- [INPUT ROWS]:
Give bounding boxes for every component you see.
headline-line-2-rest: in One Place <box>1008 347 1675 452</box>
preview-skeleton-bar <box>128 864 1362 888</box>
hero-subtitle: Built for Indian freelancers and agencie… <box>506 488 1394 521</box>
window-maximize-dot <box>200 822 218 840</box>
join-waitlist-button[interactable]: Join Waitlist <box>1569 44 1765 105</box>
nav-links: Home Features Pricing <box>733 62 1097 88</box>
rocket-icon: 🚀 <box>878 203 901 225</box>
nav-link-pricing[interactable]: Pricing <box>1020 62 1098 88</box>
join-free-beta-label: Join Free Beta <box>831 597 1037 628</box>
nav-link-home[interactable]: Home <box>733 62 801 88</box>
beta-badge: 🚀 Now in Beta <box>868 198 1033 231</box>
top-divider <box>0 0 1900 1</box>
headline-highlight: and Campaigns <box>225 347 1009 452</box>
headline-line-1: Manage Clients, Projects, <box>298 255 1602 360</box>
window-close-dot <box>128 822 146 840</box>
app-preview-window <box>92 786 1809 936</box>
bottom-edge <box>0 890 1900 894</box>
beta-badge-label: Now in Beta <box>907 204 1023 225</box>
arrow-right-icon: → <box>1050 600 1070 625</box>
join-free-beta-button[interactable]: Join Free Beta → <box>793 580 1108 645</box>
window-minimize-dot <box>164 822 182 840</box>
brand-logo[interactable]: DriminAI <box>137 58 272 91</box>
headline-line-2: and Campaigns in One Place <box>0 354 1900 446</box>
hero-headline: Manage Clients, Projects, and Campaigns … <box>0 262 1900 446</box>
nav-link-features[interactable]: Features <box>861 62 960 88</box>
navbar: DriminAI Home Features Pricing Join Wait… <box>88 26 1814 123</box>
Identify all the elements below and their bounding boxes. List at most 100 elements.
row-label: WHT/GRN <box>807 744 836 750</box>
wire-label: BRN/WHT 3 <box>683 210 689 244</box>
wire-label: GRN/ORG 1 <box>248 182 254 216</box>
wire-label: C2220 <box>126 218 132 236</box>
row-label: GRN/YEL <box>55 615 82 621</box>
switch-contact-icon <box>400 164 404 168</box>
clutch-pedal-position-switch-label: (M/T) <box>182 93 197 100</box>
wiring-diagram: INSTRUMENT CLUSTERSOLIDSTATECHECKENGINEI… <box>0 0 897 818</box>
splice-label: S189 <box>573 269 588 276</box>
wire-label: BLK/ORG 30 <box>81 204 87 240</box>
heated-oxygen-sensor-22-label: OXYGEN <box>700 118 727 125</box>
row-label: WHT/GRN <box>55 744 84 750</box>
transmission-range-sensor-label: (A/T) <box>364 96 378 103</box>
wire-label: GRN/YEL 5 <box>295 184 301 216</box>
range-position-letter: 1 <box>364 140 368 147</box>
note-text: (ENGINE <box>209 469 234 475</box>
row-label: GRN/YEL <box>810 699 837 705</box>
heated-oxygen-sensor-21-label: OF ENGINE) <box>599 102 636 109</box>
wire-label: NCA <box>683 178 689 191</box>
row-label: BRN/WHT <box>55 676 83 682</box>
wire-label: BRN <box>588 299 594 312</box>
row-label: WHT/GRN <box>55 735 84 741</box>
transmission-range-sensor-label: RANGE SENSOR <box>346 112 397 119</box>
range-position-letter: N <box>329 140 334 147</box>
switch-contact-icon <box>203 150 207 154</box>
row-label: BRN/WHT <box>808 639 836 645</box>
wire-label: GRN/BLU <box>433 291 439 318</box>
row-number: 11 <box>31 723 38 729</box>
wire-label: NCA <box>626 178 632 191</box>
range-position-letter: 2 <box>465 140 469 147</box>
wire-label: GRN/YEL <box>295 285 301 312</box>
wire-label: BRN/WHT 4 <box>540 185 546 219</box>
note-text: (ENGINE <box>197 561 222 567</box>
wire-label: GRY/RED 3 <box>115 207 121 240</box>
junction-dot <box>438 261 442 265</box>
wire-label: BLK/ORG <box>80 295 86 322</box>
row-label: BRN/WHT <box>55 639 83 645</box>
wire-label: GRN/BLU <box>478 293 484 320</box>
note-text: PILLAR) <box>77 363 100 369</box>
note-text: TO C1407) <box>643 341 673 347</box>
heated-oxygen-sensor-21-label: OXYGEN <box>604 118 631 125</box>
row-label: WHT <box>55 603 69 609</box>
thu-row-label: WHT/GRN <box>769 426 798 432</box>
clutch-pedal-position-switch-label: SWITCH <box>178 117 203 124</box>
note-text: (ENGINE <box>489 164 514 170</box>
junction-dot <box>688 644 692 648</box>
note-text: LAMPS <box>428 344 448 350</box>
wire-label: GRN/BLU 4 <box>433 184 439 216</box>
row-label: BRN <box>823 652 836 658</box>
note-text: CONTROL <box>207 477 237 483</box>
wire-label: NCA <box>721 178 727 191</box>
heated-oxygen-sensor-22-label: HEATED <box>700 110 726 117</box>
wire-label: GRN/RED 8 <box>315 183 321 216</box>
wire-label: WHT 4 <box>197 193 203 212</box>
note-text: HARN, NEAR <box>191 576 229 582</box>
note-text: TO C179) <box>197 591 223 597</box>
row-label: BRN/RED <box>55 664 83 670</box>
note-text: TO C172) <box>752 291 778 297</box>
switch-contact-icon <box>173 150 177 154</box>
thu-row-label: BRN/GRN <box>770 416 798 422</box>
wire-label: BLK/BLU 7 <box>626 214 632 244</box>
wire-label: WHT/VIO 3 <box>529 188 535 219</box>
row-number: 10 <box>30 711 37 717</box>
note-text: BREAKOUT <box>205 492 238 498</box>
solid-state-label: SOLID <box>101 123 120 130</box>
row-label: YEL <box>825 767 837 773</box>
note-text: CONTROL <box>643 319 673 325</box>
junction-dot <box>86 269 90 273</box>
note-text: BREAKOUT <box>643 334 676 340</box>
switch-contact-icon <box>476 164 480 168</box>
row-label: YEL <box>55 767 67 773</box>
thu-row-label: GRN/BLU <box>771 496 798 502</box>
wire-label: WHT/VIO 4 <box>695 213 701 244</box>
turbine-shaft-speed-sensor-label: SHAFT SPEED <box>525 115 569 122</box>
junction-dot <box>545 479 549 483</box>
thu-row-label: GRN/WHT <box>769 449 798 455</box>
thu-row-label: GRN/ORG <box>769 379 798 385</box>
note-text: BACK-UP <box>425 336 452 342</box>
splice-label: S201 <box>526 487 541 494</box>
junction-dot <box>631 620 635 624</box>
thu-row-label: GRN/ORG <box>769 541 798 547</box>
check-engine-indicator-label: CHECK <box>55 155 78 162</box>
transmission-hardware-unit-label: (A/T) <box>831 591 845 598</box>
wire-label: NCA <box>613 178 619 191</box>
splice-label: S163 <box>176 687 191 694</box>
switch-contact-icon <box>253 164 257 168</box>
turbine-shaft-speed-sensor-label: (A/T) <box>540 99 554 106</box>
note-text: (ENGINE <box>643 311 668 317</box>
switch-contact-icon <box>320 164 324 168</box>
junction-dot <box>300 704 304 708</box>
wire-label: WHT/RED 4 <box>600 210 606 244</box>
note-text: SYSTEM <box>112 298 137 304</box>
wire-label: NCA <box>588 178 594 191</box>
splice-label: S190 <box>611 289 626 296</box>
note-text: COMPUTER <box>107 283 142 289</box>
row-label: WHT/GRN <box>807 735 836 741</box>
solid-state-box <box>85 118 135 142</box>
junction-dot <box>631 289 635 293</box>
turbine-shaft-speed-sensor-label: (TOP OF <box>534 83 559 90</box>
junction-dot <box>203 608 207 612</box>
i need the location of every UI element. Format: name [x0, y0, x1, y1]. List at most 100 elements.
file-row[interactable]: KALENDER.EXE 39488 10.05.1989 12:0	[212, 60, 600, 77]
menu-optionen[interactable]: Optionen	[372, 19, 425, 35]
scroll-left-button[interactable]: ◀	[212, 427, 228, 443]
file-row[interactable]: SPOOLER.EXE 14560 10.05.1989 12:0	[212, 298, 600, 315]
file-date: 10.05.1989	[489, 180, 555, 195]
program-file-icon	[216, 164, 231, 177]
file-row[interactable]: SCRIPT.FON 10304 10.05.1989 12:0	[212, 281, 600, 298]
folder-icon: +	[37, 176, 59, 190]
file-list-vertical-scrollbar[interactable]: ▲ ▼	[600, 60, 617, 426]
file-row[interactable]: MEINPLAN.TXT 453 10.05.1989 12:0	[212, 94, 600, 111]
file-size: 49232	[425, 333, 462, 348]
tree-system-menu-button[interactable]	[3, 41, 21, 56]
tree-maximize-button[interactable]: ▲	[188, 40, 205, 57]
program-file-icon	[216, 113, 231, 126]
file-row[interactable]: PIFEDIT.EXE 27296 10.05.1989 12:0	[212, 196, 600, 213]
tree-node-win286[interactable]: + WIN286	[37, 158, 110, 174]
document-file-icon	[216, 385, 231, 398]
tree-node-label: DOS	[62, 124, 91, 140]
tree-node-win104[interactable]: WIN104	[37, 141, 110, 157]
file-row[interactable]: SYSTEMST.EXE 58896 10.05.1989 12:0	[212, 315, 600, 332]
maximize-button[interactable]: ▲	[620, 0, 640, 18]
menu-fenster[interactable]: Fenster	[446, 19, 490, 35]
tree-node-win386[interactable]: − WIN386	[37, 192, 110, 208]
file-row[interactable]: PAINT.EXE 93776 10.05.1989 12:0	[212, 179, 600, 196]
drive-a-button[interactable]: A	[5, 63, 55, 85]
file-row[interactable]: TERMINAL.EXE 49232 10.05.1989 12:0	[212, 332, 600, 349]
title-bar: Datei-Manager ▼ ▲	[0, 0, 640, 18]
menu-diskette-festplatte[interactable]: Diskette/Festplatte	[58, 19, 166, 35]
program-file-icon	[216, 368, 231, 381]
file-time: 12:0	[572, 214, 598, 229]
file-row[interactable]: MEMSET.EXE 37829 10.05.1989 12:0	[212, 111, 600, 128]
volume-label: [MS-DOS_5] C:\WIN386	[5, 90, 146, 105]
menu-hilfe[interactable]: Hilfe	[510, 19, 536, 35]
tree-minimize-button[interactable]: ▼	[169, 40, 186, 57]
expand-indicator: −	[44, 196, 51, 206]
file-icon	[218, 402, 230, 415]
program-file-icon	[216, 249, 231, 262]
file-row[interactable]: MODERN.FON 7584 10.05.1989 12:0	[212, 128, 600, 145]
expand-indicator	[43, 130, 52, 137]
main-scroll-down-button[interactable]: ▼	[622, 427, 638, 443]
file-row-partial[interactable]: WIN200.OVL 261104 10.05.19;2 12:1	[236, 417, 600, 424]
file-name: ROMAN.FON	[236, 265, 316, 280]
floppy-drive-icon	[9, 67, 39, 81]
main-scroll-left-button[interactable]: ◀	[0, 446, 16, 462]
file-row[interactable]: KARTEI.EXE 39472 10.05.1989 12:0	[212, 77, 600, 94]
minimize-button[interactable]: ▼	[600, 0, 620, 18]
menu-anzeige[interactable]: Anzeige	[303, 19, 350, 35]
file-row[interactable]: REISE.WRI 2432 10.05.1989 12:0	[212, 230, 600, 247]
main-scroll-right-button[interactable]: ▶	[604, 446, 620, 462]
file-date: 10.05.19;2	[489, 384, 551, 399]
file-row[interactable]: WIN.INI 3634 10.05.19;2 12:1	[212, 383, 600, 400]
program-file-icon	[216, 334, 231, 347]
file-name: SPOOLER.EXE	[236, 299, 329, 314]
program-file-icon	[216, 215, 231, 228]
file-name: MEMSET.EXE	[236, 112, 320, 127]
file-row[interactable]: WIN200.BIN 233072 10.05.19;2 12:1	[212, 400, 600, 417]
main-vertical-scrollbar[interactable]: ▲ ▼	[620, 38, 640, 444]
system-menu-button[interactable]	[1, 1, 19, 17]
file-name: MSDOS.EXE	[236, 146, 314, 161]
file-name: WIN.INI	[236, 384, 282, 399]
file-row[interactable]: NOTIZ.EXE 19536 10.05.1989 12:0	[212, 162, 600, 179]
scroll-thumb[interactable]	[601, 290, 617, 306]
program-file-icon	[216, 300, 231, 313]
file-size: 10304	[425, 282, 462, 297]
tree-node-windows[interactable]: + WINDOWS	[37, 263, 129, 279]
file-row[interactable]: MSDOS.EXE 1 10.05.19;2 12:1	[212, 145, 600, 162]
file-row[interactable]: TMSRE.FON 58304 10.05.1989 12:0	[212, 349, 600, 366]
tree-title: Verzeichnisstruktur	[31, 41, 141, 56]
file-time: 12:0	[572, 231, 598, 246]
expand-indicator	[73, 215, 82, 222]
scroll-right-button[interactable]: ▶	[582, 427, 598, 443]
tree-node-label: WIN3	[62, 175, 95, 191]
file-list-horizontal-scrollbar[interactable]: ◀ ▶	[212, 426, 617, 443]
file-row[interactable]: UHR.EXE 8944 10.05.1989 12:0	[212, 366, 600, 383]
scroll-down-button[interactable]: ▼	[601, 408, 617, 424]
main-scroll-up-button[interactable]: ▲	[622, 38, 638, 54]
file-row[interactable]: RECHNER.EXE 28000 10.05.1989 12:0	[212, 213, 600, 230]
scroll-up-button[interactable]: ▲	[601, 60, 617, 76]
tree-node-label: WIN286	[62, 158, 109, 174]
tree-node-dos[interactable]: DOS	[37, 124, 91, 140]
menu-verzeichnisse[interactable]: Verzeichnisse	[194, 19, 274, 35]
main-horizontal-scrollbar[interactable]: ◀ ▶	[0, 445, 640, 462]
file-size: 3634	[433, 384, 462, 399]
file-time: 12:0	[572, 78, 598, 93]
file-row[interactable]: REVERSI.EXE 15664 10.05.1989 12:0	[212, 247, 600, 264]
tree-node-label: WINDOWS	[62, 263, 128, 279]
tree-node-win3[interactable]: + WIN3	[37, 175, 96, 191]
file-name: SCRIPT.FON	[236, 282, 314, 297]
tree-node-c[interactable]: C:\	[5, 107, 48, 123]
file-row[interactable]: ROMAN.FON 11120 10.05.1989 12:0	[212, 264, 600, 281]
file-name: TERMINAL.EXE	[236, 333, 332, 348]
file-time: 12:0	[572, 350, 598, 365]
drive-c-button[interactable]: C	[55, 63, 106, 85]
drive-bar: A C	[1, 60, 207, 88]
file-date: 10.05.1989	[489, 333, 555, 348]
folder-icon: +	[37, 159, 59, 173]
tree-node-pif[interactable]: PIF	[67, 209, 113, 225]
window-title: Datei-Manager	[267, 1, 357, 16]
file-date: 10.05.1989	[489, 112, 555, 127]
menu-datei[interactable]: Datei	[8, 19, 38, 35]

- [DESCRIPTION OF THE TASK]: List the rows as a numbered list, from the first row through the line that contains "navbar: DriminAI Home", skipping blank lines.

- [ANSWER TO THE PROBLEM]:
1. Give bounding boxes for every component you see.
2. headline-line-2-rest: in One Place <box>1008 347 1675 452</box>
3. preview-skeleton-bar <box>128 864 1362 888</box>
4. hero-subtitle: Built for Indian freelancers and agencie… <box>506 488 1394 521</box>
5. window-maximize-dot <box>200 822 218 840</box>
6. join-waitlist-button[interactable]: Join Waitlist <box>1569 44 1765 105</box>
7. nav-links: Home Features Pricing <box>733 62 1097 88</box>
8. rocket-icon: 🚀 <box>878 203 901 225</box>
9. nav-link-pricing[interactable]: Pricing <box>1020 62 1098 88</box>
10. join-free-beta-label: Join Free Beta <box>831 597 1037 628</box>
11. nav-link-home[interactable]: Home <box>733 62 801 88</box>
12. beta-badge: 🚀 Now in Beta <box>868 198 1033 231</box>
13. top-divider <box>0 0 1900 1</box>
14. headline-highlight: and Campaigns <box>225 347 1009 452</box>
15. headline-line-1: Manage Clients, Projects, <box>298 255 1602 360</box>
16. window-close-dot <box>128 822 146 840</box>
17. app-preview-window <box>92 786 1809 936</box>
18. bottom-edge <box>0 890 1900 894</box>
19. beta-badge-label: Now in Beta <box>907 204 1023 225</box>
20. arrow-right-icon: → <box>1050 600 1070 625</box>
21. join-free-beta-button[interactable]: Join Free Beta → <box>793 580 1108 645</box>
22. window-minimize-dot <box>164 822 182 840</box>
23. brand-logo[interactable]: DriminAI <box>137 58 272 91</box>
24. headline-line-2: and Campaigns in One Place <box>0 354 1900 446</box>
25. hero-headline: Manage Clients, Projects, and Campaigns … <box>0 262 1900 446</box>
26. nav-link-features[interactable]: Features <box>861 62 960 88</box>
27. navbar: DriminAI Home Features Pricing Join Wait… <box>88 26 1814 123</box>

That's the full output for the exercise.